Stored data

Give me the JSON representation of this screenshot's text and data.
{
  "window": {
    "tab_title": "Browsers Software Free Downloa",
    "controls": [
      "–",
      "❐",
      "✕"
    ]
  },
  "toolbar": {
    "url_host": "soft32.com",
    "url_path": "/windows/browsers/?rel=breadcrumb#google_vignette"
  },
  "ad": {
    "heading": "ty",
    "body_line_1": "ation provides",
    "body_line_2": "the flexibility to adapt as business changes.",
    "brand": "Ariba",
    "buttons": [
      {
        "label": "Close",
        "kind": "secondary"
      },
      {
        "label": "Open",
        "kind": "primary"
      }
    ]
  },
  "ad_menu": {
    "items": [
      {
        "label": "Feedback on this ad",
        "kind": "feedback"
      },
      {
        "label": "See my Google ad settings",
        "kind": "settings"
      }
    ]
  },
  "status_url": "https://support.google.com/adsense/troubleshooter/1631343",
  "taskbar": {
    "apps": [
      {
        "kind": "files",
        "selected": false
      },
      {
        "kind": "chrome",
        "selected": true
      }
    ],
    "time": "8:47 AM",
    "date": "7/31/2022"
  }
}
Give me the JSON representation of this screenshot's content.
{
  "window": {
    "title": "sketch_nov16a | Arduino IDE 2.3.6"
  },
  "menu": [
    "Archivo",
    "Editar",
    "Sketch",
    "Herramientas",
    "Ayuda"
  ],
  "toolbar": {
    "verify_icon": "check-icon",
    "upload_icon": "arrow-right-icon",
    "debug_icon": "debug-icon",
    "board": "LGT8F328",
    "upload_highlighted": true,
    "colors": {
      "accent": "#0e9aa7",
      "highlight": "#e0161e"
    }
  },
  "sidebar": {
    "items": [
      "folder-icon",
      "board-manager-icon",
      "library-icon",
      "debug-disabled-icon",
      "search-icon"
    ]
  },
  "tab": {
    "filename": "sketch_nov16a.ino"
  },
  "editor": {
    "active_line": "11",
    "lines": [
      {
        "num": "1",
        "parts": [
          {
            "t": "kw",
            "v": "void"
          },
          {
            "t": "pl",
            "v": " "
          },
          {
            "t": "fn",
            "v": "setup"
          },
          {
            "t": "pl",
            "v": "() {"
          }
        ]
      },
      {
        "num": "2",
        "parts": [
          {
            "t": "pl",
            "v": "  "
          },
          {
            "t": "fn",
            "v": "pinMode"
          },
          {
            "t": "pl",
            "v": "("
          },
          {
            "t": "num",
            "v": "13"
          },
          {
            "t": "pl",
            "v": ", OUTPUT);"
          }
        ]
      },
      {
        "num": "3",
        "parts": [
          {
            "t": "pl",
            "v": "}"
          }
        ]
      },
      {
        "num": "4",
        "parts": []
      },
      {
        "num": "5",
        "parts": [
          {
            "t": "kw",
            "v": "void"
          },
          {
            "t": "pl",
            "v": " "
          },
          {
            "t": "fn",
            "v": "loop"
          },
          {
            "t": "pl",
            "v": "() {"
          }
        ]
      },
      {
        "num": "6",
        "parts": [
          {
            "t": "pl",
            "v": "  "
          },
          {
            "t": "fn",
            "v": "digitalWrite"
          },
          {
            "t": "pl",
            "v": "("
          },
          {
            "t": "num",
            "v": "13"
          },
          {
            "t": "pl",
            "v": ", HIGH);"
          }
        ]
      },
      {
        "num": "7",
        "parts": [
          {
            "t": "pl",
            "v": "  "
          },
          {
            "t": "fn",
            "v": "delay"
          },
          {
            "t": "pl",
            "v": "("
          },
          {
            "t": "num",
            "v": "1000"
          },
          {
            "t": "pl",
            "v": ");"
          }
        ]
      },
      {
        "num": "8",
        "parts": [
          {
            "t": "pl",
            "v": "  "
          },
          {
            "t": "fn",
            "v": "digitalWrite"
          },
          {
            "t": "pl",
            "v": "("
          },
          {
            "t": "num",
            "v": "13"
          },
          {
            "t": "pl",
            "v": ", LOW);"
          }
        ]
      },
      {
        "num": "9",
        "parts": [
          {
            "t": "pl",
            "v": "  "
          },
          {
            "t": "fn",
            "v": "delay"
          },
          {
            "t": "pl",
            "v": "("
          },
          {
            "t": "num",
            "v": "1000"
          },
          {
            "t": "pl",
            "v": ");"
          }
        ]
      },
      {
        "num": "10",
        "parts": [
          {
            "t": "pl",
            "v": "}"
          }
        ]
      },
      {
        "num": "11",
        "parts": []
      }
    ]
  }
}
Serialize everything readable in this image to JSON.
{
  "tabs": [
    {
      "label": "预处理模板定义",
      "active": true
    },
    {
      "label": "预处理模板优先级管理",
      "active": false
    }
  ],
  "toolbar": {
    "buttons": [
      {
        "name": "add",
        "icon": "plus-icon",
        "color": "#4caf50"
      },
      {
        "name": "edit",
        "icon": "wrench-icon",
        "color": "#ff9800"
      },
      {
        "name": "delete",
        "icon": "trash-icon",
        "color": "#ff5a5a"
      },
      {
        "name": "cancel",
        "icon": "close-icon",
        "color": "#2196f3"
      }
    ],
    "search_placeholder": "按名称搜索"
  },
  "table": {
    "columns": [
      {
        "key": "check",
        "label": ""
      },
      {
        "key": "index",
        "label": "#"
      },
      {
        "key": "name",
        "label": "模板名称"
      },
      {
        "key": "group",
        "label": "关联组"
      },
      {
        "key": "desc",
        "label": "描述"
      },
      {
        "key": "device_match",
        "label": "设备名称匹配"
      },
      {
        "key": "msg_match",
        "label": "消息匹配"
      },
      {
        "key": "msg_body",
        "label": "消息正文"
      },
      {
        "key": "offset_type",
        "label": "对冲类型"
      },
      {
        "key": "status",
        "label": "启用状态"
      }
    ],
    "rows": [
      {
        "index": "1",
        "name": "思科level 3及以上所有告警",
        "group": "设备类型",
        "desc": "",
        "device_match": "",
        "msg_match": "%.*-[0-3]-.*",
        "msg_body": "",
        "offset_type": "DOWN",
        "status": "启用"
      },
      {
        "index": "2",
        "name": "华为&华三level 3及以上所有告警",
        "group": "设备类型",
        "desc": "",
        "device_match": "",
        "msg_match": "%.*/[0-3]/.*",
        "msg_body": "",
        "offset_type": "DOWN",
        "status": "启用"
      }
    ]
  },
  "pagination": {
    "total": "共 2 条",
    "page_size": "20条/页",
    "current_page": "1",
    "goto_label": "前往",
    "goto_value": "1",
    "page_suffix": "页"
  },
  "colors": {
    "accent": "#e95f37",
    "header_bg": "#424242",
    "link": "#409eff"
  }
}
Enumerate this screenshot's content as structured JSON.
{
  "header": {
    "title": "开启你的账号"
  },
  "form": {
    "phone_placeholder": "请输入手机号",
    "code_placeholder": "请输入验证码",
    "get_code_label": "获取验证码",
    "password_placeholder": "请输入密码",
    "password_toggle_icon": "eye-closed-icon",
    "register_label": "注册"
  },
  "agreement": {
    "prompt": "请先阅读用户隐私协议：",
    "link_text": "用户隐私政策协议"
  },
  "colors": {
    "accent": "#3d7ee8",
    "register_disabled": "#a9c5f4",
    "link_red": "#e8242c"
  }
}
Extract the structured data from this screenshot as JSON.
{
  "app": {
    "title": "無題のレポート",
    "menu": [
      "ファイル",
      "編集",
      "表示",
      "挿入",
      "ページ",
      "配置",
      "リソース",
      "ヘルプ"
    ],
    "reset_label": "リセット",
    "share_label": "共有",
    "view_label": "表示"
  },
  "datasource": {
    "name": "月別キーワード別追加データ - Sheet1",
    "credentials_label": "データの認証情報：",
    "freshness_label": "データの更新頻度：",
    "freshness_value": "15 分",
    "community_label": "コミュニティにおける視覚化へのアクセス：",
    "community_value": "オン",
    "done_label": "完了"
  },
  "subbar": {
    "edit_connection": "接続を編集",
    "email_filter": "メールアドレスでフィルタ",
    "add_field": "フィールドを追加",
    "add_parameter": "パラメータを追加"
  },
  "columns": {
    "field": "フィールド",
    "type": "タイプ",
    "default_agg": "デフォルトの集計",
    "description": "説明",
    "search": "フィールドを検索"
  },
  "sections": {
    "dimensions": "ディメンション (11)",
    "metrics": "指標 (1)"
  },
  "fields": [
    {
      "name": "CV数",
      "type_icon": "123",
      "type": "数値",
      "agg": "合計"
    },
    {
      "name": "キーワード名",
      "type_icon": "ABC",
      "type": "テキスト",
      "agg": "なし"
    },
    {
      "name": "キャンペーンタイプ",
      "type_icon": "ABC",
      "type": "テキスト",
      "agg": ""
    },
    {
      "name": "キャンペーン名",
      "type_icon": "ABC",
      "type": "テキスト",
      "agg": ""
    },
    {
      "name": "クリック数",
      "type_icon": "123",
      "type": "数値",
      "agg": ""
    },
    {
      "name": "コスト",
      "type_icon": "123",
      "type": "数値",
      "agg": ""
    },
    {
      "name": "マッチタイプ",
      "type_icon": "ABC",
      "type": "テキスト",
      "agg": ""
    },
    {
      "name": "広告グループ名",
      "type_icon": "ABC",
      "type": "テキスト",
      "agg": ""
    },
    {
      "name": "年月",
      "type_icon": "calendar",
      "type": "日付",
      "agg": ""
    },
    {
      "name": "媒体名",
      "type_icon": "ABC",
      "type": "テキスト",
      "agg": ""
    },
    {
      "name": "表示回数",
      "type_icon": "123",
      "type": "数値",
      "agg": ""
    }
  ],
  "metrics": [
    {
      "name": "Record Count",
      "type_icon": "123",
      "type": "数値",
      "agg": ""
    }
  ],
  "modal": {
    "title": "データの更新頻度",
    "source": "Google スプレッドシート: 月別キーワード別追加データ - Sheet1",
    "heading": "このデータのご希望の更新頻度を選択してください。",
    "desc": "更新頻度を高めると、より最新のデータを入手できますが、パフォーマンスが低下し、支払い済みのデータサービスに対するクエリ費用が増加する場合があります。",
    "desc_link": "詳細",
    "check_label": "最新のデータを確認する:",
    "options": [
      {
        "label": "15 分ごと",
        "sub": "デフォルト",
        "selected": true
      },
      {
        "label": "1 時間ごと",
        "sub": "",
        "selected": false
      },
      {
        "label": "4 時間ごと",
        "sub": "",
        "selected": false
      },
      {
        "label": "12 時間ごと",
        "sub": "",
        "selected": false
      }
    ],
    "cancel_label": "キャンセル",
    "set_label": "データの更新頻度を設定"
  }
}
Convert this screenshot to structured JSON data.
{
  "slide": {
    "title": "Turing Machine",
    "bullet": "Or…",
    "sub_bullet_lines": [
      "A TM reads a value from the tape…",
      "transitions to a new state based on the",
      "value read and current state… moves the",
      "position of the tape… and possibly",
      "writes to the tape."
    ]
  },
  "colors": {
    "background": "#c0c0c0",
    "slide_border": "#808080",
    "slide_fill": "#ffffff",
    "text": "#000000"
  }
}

**GIVEN EXERCISE**
From the records above, pull out each line that has "時間ごと".

**WRITTEN ANSWER**
        "label": "1 時間ごと",
        "label": "4 時間ごと",
        "label": "12 時間ごと",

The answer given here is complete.